* Dataset excerpts
##########

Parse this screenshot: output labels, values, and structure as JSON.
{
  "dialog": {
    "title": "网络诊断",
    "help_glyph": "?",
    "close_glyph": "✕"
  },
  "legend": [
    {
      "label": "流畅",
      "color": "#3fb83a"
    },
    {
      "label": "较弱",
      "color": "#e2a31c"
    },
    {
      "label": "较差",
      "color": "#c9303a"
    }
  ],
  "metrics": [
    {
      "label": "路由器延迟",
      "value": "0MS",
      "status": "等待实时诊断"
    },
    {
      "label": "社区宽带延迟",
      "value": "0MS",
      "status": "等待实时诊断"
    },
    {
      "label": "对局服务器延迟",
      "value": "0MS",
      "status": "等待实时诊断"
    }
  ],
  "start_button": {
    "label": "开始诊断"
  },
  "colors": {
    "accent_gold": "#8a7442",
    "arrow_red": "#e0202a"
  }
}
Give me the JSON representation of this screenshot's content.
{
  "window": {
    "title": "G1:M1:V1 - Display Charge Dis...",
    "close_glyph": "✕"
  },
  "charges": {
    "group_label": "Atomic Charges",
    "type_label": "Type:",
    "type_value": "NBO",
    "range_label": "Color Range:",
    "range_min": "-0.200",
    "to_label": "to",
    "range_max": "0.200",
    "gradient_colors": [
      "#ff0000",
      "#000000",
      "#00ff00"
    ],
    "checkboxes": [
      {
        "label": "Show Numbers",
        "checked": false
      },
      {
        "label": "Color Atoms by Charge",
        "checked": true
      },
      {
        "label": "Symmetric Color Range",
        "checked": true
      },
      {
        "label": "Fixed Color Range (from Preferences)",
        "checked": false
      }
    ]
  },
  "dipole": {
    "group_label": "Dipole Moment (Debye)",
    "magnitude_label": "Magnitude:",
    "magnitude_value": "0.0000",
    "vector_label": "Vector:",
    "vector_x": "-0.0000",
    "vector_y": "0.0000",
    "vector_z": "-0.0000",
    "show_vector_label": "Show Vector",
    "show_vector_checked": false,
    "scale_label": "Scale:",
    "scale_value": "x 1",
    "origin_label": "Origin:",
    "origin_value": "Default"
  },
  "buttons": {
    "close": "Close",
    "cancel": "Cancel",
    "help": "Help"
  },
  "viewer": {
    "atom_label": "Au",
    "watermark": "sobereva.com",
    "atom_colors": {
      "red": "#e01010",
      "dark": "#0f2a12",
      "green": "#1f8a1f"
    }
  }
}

##########

* Problem description
Write down the full listing again, exactly.

* Response
Parse this screenshot: output labels, values, and structure as JSON.
{
  "dialog": {
    "title": "网络诊断",
    "help_glyph": "?",
    "close_glyph": "✕"
  },
  "legend": [
    {
      "label": "流畅",
      "color": "#3fb83a"
    },
    {
      "label": "较弱",
      "color": "#e2a31c"
    },
    {
      "label": "较差",
      "color": "#c9303a"
    }
  ],
  "metrics": [
    {
      "label": "路由器延迟",
      "value": "0MS",
      "status": "等待实时诊断"
    },
    {
      "label": "社区宽带延迟",
      "value": "0MS",
      "status": "等待实时诊断"
    },
    {
      "label": "对局服务器延迟",
      "value": "0MS",
      "status": "等待实时诊断"
    }
  ],
  "start_button": {
    "label": "开始诊断"
  },
  "colors": {
    "accent_gold": "#8a7442",
    "arrow_red": "#e0202a"
  }
}
Give me the JSON representation of this screenshot's content.
{
  "window": {
    "title": "G1:M1:V1 - Display Charge Dis...",
    "close_glyph": "✕"
  },
  "charges": {
    "group_label": "Atomic Charges",
    "type_label": "Type:",
    "type_value": "NBO",
    "range_label": "Color Range:",
    "range_min": "-0.200",
    "to_label": "to",
    "range_max": "0.200",
    "gradient_colors": [
      "#ff0000",
      "#000000",
      "#00ff00"
    ],
    "checkboxes": [
      {
        "label": "Show Numbers",
        "checked": false
      },
      {
        "label": "Color Atoms by Charge",
        "checked": true
      },
      {
        "label": "Symmetric Color Range",
        "checked": true
      },
      {
        "label": "Fixed Color Range (from Preferences)",
        "checked": false
      }
    ]
  },
  "dipole": {
    "group_label": "Dipole Moment (Debye)",
    "magnitude_label": "Magnitude:",
    "magnitude_value": "0.0000",
    "vector_label": "Vector:",
    "vector_x": "-0.0000",
    "vector_y": "0.0000",
    "vector_z": "-0.0000",
    "show_vector_label": "Show Vector",
    "show_vector_checked": false,
    "scale_label": "Scale:",
    "scale_value": "x 1",
    "origin_label": "Origin:",
    "origin_value": "Default"
  },
  "buttons": {
    "close": "Close",
    "cancel": "Cancel",
    "help": "Help"
  },
  "viewer": {
    "atom_label": "Au",
    "watermark": "sobereva.com",
    "atom_colors": {
      "red": "#e01010",
      "dark": "#0f2a12",
      "green": "#1f8a1f"
    }
  }
}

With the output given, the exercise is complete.